━━━━━ PROVIDED ENTRIES ━━━━━
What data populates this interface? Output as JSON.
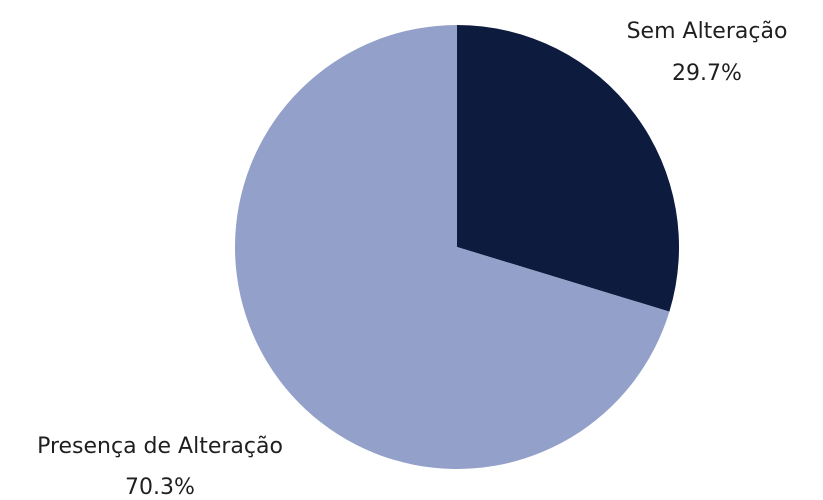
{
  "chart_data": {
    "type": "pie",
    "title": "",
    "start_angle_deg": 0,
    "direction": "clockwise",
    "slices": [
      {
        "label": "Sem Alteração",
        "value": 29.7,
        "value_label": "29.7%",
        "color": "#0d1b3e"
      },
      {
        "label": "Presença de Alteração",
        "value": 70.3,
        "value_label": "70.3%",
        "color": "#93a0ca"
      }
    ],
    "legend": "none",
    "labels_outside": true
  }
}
━━━━━
━━━━━ PROVIDED ENTRIES ━━━━━
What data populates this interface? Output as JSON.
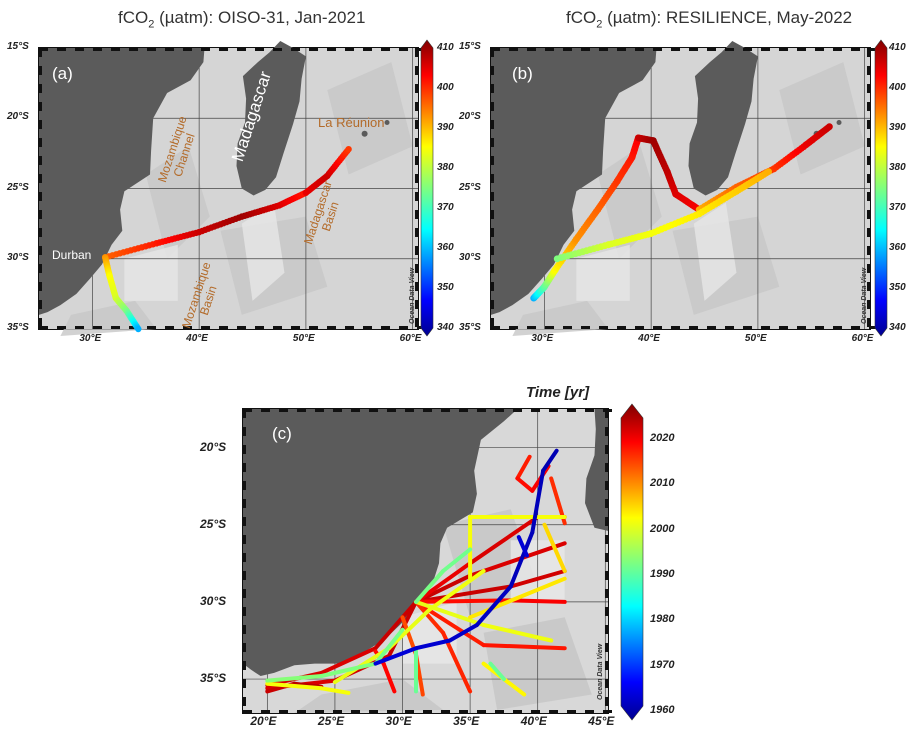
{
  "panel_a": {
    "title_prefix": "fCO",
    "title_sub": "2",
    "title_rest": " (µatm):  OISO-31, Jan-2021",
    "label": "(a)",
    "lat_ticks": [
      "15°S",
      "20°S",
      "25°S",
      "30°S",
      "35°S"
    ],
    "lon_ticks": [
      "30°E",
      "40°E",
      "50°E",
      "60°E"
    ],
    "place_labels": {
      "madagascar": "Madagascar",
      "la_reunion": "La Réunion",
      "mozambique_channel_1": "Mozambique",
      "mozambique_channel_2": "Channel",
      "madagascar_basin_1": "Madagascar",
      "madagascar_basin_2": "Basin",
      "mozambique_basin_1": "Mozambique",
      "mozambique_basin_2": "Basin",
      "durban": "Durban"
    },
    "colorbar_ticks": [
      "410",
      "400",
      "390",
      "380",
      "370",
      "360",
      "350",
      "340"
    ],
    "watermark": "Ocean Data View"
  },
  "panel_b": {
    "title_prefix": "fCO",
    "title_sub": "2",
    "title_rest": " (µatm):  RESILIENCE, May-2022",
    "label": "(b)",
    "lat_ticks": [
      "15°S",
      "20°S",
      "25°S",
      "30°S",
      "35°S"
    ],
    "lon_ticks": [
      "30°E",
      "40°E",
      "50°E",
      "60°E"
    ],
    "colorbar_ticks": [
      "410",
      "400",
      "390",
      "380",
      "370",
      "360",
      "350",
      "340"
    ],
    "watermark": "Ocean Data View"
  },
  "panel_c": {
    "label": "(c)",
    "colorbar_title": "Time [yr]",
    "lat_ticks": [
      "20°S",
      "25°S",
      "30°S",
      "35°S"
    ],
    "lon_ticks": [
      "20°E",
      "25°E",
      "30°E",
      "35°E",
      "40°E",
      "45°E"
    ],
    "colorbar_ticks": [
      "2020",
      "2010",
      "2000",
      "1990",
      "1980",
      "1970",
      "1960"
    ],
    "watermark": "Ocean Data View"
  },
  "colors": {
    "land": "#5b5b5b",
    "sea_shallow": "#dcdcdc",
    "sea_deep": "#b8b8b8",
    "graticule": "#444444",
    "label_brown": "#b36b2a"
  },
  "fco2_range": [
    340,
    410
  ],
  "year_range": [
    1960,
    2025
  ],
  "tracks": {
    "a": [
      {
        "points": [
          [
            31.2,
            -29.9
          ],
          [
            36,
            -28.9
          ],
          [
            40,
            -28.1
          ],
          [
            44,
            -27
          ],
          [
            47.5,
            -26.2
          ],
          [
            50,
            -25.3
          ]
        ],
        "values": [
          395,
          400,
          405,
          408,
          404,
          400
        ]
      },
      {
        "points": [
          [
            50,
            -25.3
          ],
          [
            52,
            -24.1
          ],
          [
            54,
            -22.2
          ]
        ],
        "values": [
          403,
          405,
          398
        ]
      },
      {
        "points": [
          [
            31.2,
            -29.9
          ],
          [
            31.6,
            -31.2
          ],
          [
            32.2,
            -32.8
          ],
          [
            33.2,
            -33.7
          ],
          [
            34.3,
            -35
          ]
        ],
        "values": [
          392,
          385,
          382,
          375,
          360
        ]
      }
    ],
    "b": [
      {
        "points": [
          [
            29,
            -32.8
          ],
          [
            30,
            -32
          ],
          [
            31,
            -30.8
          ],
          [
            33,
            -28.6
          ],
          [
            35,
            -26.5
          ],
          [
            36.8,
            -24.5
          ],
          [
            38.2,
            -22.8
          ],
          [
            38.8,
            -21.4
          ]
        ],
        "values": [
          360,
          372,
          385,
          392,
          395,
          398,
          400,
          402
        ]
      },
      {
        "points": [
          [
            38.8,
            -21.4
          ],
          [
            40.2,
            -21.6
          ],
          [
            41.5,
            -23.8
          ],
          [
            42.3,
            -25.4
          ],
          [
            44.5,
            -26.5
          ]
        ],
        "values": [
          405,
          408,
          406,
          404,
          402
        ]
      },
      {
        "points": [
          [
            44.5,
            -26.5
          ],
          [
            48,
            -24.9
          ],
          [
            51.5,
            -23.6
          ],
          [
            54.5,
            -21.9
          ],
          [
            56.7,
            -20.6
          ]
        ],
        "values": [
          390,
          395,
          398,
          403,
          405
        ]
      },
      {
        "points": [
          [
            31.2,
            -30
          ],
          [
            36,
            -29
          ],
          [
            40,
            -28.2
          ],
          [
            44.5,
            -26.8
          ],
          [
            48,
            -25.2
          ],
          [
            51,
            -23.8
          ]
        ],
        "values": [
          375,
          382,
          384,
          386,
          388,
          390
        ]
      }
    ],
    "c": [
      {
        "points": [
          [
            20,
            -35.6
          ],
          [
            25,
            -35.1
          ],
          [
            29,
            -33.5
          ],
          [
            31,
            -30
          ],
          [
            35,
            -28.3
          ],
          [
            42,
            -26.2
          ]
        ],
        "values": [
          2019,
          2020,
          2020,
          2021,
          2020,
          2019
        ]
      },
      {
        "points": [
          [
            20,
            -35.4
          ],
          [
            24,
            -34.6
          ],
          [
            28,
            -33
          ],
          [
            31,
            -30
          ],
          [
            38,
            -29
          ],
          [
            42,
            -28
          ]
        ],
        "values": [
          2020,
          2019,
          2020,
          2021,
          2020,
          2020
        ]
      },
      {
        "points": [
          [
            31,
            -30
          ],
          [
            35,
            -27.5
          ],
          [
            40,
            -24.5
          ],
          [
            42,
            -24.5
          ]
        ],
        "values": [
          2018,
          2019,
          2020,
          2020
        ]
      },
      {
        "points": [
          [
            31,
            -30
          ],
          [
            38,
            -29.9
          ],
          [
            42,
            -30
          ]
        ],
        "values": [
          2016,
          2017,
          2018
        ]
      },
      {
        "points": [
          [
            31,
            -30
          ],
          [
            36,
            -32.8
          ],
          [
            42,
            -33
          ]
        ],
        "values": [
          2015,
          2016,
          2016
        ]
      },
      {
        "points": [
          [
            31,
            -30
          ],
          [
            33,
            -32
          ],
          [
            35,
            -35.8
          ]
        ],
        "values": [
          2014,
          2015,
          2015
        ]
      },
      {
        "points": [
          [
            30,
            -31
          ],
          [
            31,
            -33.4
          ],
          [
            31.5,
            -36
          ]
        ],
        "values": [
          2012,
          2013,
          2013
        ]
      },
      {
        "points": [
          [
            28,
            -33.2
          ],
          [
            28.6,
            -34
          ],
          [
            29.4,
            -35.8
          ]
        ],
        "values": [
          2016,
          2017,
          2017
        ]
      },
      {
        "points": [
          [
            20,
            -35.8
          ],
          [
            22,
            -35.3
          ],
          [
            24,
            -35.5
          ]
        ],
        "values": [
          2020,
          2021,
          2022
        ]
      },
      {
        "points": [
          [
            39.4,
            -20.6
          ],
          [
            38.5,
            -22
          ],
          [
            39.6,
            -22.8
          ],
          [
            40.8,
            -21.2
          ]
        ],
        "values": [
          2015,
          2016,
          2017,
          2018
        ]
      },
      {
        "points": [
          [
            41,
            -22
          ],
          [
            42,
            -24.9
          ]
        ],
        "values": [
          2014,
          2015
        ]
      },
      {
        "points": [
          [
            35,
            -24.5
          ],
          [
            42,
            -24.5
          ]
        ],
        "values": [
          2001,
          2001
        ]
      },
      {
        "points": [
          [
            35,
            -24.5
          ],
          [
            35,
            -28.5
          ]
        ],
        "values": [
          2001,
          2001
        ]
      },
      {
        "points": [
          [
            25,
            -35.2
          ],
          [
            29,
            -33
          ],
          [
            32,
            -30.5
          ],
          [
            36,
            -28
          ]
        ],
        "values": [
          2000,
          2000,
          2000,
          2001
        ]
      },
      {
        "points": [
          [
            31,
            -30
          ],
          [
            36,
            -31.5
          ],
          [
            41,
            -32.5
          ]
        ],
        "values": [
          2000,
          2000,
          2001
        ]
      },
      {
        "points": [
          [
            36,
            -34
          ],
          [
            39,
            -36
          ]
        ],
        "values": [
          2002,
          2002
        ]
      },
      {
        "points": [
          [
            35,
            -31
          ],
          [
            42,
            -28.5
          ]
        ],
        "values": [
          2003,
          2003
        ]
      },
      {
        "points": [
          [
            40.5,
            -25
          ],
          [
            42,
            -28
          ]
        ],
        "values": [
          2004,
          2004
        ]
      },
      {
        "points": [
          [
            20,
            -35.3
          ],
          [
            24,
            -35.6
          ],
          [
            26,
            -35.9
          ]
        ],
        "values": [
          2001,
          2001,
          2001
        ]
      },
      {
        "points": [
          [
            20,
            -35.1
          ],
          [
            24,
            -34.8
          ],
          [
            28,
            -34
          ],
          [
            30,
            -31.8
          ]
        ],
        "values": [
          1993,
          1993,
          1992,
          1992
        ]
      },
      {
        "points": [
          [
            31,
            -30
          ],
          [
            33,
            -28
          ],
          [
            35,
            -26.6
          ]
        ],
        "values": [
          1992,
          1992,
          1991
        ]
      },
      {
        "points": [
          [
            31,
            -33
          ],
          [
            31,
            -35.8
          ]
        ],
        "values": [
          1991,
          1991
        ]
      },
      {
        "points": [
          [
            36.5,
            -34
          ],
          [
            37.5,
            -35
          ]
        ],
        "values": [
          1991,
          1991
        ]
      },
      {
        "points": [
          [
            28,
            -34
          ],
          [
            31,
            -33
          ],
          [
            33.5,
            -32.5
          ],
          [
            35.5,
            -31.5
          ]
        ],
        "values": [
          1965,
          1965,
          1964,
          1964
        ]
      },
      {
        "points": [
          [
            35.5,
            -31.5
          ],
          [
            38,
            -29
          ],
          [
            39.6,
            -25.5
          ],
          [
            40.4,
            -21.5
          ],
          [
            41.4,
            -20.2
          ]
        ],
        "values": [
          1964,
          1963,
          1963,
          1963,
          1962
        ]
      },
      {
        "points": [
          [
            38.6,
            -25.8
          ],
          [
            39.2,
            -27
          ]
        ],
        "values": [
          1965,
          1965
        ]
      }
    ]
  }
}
━━━━━
- [EXERCISE AIM] Only the number is wanted: how many lines of the material contain the word "Alteração"?

- [SOLUTION] 2